::: Rows

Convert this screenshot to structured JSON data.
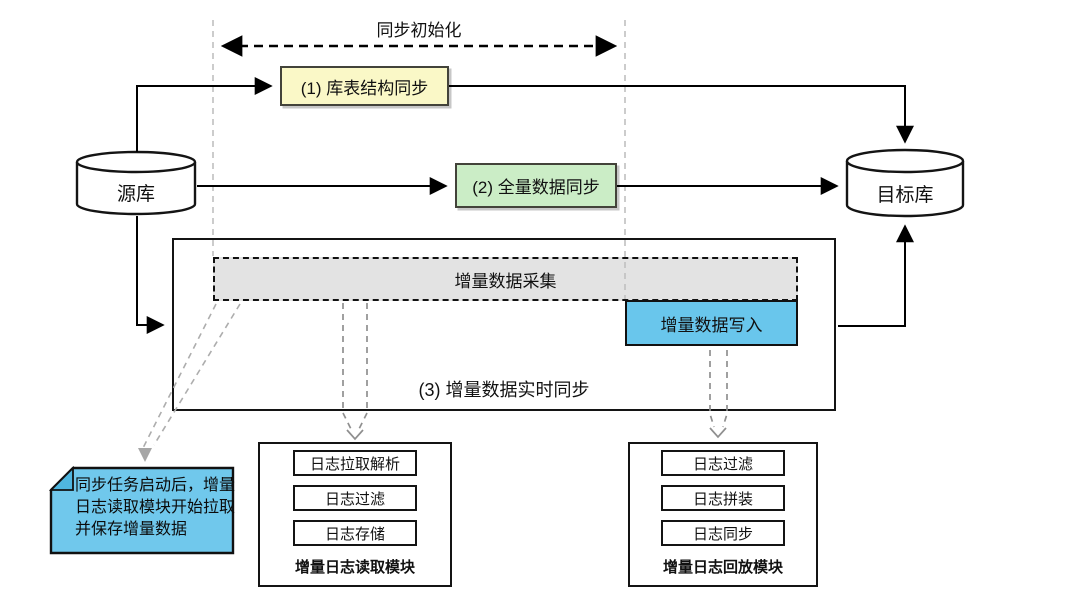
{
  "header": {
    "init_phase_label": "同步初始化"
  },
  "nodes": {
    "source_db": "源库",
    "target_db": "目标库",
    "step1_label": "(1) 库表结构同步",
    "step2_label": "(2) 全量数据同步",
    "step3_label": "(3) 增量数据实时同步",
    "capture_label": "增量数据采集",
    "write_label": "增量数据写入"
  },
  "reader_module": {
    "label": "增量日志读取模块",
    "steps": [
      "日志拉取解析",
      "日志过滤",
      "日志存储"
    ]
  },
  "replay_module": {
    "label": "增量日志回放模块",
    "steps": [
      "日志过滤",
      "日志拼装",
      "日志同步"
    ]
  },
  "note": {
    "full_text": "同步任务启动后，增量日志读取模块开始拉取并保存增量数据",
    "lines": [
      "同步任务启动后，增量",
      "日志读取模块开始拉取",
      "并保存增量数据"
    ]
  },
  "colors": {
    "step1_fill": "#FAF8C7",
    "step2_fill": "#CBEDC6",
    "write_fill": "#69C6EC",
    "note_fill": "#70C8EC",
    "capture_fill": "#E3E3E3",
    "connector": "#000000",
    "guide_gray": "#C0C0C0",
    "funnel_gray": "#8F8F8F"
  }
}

::::::

> **Work required**: Write out the entries above verbatim; the pictures do not belong in your copy.

> **Final result**:
Convert this screenshot to structured JSON data.
{
  "header": {
    "init_phase_label": "同步初始化"
  },
  "nodes": {
    "source_db": "源库",
    "target_db": "目标库",
    "step1_label": "(1) 库表结构同步",
    "step2_label": "(2) 全量数据同步",
    "step3_label": "(3) 增量数据实时同步",
    "capture_label": "增量数据采集",
    "write_label": "增量数据写入"
  },
  "reader_module": {
    "label": "增量日志读取模块",
    "steps": [
      "日志拉取解析",
      "日志过滤",
      "日志存储"
    ]
  },
  "replay_module": {
    "label": "增量日志回放模块",
    "steps": [
      "日志过滤",
      "日志拼装",
      "日志同步"
    ]
  },
  "note": {
    "full_text": "同步任务启动后，增量日志读取模块开始拉取并保存增量数据",
    "lines": [
      "同步任务启动后，增量",
      "日志读取模块开始拉取",
      "并保存增量数据"
    ]
  },
  "colors": {
    "step1_fill": "#FAF8C7",
    "step2_fill": "#CBEDC6",
    "write_fill": "#69C6EC",
    "note_fill": "#70C8EC",
    "capture_fill": "#E3E3E3",
    "connector": "#000000",
    "guide_gray": "#C0C0C0",
    "funnel_gray": "#8F8F8F"
  }
}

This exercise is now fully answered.